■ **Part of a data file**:
══════════

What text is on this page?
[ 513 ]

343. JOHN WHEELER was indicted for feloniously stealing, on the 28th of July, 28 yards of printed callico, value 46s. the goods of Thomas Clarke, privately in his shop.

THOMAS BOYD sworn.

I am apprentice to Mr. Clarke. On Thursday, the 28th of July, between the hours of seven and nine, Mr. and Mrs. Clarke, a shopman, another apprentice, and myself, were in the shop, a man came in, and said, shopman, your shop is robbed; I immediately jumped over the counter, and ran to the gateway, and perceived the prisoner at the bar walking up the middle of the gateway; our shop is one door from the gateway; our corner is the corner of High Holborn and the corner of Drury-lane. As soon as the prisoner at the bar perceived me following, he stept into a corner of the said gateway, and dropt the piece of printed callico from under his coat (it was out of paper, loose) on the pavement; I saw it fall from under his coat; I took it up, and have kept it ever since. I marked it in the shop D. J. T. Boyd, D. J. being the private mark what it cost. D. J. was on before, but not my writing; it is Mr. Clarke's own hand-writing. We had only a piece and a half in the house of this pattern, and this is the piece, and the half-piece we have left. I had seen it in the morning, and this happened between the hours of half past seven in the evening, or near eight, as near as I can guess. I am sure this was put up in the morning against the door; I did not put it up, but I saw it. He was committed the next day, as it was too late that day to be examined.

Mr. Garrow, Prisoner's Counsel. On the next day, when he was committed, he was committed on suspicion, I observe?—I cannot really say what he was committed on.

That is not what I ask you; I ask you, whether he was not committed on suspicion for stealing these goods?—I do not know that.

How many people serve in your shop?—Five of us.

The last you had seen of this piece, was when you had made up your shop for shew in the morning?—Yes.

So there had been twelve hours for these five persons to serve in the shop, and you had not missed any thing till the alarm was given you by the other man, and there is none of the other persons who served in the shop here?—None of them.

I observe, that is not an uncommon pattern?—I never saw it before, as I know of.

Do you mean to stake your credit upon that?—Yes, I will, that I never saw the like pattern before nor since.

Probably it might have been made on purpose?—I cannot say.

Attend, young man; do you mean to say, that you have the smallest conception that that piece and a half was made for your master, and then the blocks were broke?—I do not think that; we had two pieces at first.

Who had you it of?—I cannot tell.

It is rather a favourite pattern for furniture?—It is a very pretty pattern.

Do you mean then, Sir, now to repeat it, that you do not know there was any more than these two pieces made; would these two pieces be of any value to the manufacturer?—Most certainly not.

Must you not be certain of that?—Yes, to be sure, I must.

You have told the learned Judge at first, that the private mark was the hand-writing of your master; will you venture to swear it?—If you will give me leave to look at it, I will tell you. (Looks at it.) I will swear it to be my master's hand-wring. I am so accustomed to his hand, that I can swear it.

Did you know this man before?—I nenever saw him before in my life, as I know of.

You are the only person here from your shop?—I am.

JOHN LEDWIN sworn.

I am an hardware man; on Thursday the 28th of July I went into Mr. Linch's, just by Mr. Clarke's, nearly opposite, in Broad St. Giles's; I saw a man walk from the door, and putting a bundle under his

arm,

══════════

■ **Written request**: Take each line of the material that contains the word "observe" and list it.

■ **Exercise response**:
Mr. Garrow, Prisoner's Counsel. On the next day, when he was committed, he was committed on suspicion, I observe?—I cannot really say what he was committed on.
I observe, that is not an uncommon pattern?—I never saw it before, as I know of.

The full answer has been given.